[Collection entries]
....................
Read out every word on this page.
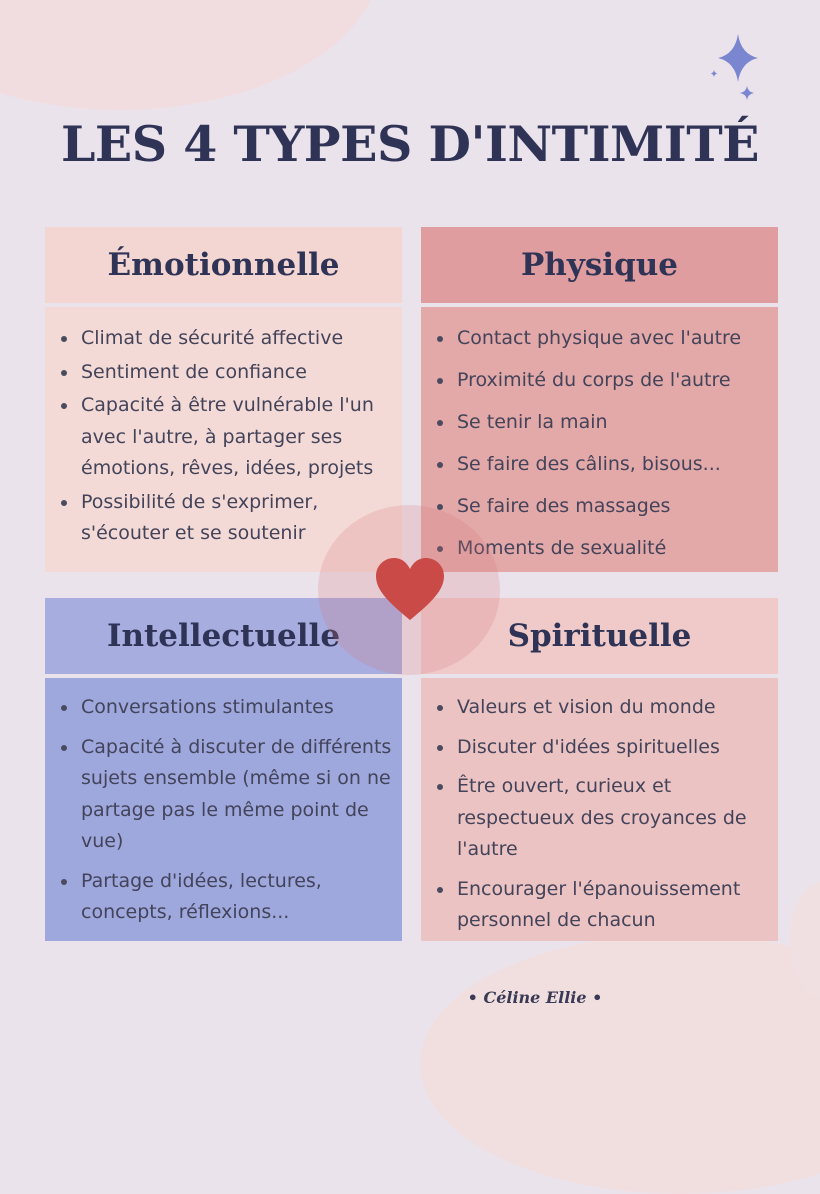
LES 4 TYPES D'INTIMITÉ
Émotionnelle
Climat de sécurité affective
Sentiment de confiance
Capacité à être vulnérable l'un avec l'autre, à partager ses émotions, rêves, idées, projets
Possibilité de s'exprimer, s'écouter et se soutenir
Physique
Contact physique avec l'autre
Proximité du corps de l'autre
Se tenir la main
Se faire des câlins, bisous...
Se faire des massages
Moments de sexualité
Intellectuelle
Conversations stimulantes
Capacité à discuter de différents sujets ensemble (même si on ne partage pas le même point de vue)
Partage d'idées, lectures, concepts, réflexions...
Spirituelle
Valeurs et vision du monde
Discuter d'idées spirituelles
Être ouvert, curieux et respectueux des croyances de l'autre
Encourager l'épanouissement personnel de chacun

• Céline Ellie •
....................
THE PROBLEM
Set every line down exactly as written, leaving each picture out.

THE REPLY
Read out every word on this page.
LES 4 TYPES D'INTIMITÉ
Émotionnelle
Climat de sécurité affective
Sentiment de confiance
Capacité à être vulnérable l'un avec l'autre, à partager ses émotions, rêves, idées, projets
Possibilité de s'exprimer, s'écouter et se soutenir
Physique
Contact physique avec l'autre
Proximité du corps de l'autre
Se tenir la main
Se faire des câlins, bisous...
Se faire des massages
Moments de sexualité
Intellectuelle
Conversations stimulantes
Capacité à discuter de différents sujets ensemble (même si on ne partage pas le même point de vue)
Partage d'idées, lectures, concepts, réflexions...
Spirituelle
Valeurs et vision du monde
Discuter d'idées spirituelles
Être ouvert, curieux et respectueux des croyances de l'autre
Encourager l'épanouissement personnel de chacun

• Céline Ellie •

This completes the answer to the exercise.